** start Excerpt provided **

Hold on, you claim to work in PE yet you want to be a lawyer??? All of the lawyers that I work with (while extremely valuable) are mundane and seem miserable. I think it would be difficult to go from being the deal guy to the sit in your office til 2 am drafting documents guy but I guess it depends on the personality of the individual.

I have considered law school in the past but having witnessed my gf spend 3 miserable years in law school and then studying and passing the bar was more than enough for me to never want to become a lawyer. Lawyers have become so commoditized and I would never want to be an instrument of business.

Jan 15, 2009

Thank you both for offering some great insight into my questions.

I think the Big 4 idea is fantastic and one I had never considered since I thought the typical path was to use the Big 4 as a career-starter only.

Thanks again...

Jan 15, 2009

You said that you want to build a demonstratable skill set - why would you consider going back to school? A skill set is developed in the workplace.

Furthermore, if you already have an MBA, you'll be going to school for a third round - this may signal potential employers that you're not an on-the-job learner.

My suggestion? Keep your head down in your job while things are as bad as they are. Consider going for the CFA - you could take level 1 in June. It'll build your financial aptitude, and you won't have to stop working.

** end Excerpt provided **

> _Instructions for the task_: Rewrite the part of the forum thread that begins with "My suggestion? Keep" and ends with "to stop working.", putting "December" in place of "June".

** start Items **

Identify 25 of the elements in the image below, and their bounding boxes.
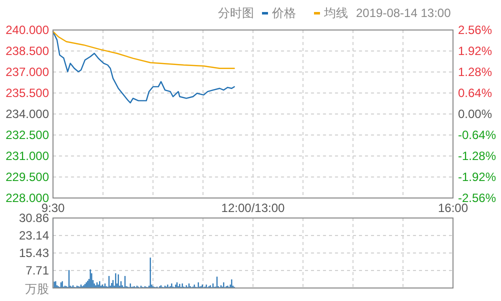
y-tick-label: 240.000 [6, 23, 50, 37]
y2-tick-label: -0.64% [458, 128, 496, 142]
y-tick-label: 232.500 [6, 128, 50, 142]
y2-tick-label: -1.28% [458, 149, 496, 163]
y-tick-label: 237.000 [6, 65, 50, 79]
y-tick-label: 15.43 [18, 246, 50, 260]
y2-tick-label: 0.00% [458, 107, 492, 121]
y2-tick-label: 0.64% [458, 86, 492, 100]
y-tick-label: 238.500 [6, 44, 50, 58]
chart-subtitle: 分时图 [218, 6, 254, 20]
y2-tick-label: 1.28% [458, 65, 492, 79]
legend-label: 均线 [323, 6, 348, 20]
y-tick-label: 229.500 [6, 170, 50, 184]
y2-tick-label: -1.92% [458, 170, 496, 184]
y2-tick-label: 2.56% [458, 23, 492, 37]
y-tick-label: 7.71 [26, 264, 50, 278]
y-tick-label: 235.500 [6, 86, 50, 100]
x-tick-label: 12:00/13:00 [221, 201, 286, 215]
legend-label: 价格 [271, 6, 296, 20]
text: 2019-08-14 13:00 [356, 6, 452, 20]
y-axis-title: 万股 [25, 282, 49, 296]
y2-tick-label: 1.92% [458, 44, 492, 58]
y-tick-label: 23.14 [18, 228, 50, 243]
y-tick-label: 231.000 [6, 149, 50, 163]
y-tick-label: 234.000 [6, 107, 50, 121]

** end Items **

> _Finished answer_:
My suggestion? Keep your head down in your job while things are as bad as they are. Consider going for the CFA - you could take level 1 in December. It'll build your financial aptitude, and you won't have to stop working.